= MATERIAL SHOWN =
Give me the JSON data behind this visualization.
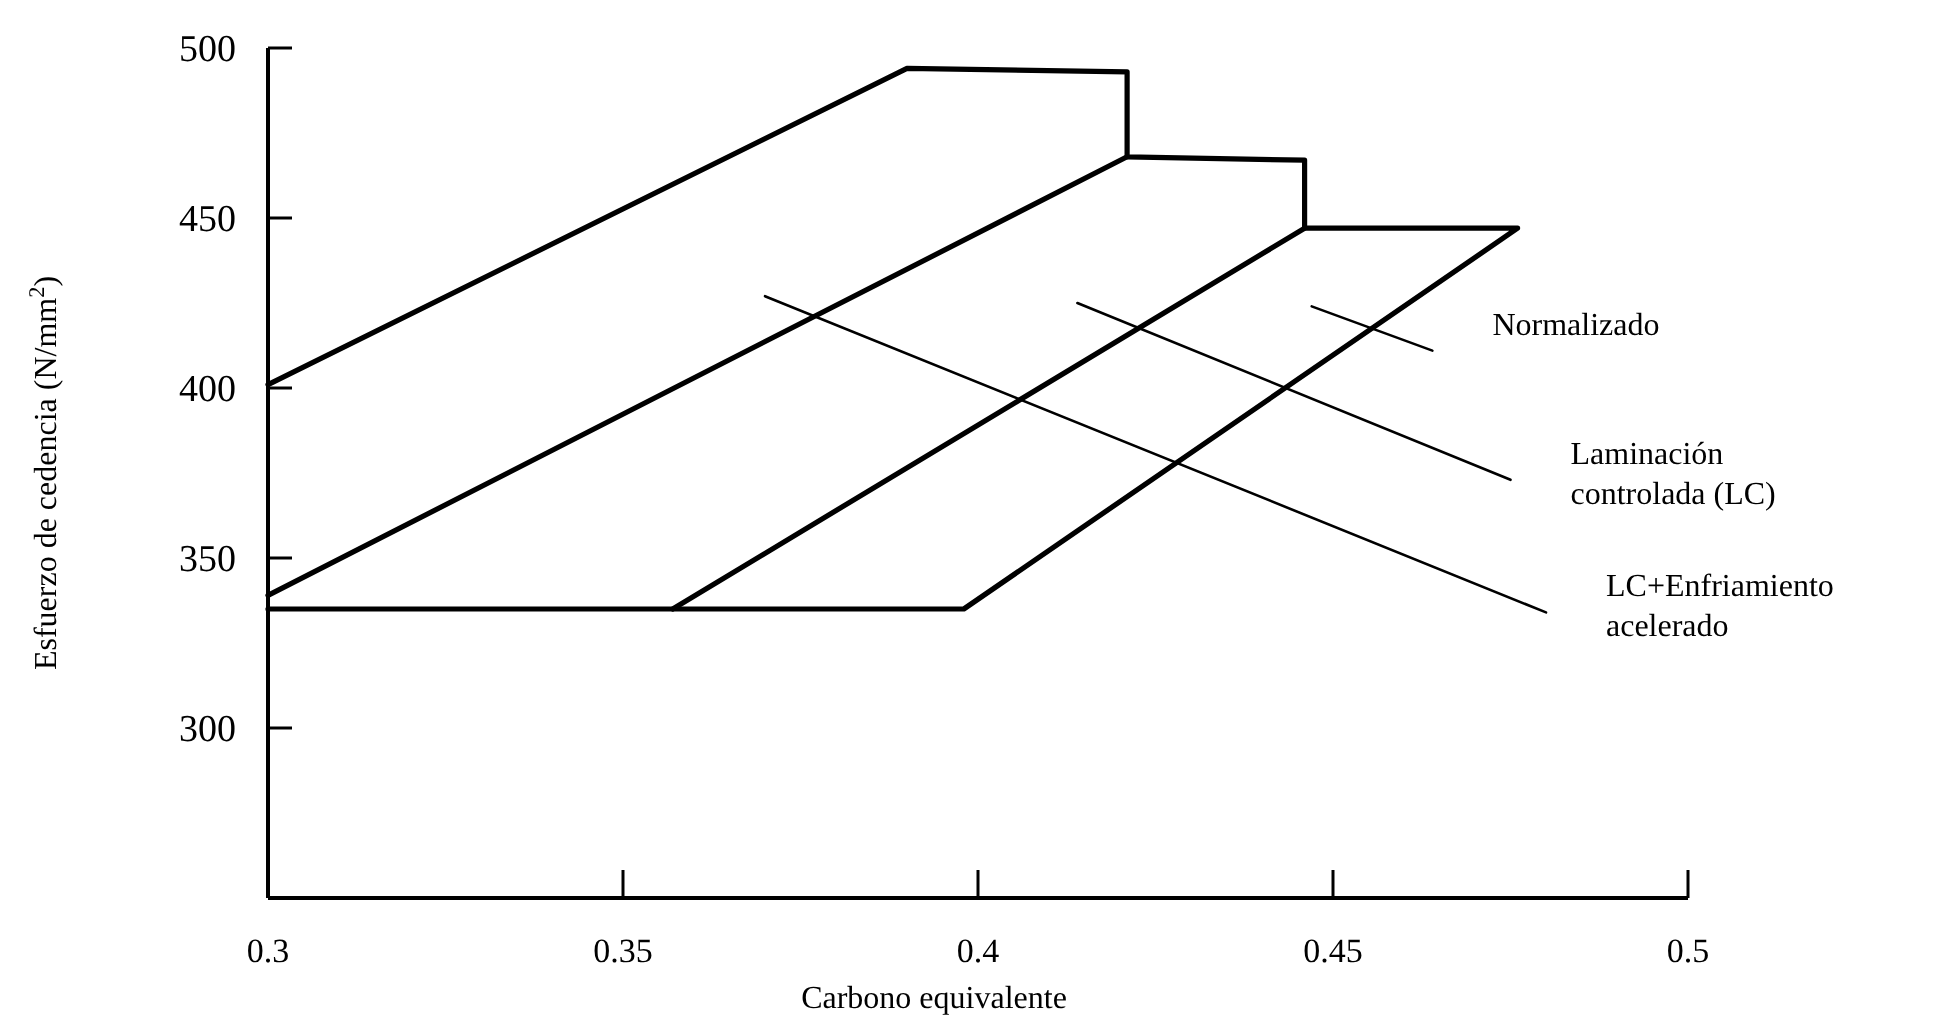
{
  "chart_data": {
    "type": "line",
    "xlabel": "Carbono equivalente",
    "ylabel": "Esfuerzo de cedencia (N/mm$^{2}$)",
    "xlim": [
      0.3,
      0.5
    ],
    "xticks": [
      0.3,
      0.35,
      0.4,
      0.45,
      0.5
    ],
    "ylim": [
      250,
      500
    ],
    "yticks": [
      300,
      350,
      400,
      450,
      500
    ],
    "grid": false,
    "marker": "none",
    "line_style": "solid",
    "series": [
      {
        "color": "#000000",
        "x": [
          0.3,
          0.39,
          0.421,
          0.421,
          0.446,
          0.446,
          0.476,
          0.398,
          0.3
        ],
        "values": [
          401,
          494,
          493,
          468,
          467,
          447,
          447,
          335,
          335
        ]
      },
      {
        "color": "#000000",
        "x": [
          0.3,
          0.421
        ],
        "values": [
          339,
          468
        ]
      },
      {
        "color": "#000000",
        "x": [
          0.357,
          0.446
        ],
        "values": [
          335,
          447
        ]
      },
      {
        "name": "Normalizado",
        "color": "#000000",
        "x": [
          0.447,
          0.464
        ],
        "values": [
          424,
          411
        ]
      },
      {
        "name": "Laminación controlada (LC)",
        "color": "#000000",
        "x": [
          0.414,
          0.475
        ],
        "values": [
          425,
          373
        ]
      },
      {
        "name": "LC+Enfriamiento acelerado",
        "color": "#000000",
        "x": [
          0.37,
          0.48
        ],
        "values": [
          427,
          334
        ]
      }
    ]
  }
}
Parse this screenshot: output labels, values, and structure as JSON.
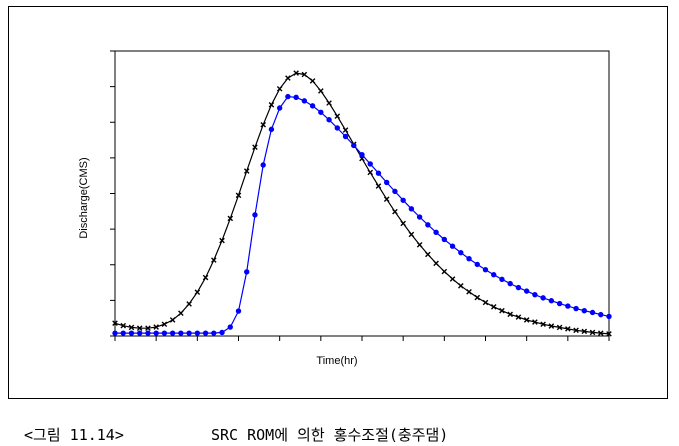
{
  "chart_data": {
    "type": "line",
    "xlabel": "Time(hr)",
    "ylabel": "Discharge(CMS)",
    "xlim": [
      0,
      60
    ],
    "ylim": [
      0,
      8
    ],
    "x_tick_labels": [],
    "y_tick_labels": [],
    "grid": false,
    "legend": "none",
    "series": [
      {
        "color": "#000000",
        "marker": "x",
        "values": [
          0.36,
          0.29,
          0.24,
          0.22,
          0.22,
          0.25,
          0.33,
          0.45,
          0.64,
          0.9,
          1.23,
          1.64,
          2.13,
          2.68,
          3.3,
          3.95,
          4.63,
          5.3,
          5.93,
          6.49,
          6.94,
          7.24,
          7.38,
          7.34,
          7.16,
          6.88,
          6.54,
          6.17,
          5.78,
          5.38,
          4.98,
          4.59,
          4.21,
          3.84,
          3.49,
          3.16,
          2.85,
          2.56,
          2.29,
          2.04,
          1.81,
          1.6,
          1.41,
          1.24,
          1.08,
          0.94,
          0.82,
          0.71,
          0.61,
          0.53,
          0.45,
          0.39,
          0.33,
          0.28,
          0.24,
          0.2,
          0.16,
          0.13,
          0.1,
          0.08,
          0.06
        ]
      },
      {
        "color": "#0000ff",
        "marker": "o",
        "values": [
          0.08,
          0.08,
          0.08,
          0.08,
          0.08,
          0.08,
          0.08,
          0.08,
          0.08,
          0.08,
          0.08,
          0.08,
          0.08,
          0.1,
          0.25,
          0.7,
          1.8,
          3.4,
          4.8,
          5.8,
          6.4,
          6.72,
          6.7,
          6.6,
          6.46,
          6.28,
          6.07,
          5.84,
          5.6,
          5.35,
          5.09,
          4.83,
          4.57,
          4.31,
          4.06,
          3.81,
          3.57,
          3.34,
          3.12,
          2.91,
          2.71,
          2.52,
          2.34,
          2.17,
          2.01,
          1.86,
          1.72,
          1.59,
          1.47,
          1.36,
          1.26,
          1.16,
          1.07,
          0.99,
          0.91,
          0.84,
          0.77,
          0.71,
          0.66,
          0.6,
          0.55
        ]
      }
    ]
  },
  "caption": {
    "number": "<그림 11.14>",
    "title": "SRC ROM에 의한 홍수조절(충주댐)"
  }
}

= WORK TO COMPLETE =
Gather each line in these records that contains the string "JSON".

= WRITTEN ANSWER =
Give me the JSON data behind this visualization.
Parse this screenshot: output labels, values, and structure as JSON.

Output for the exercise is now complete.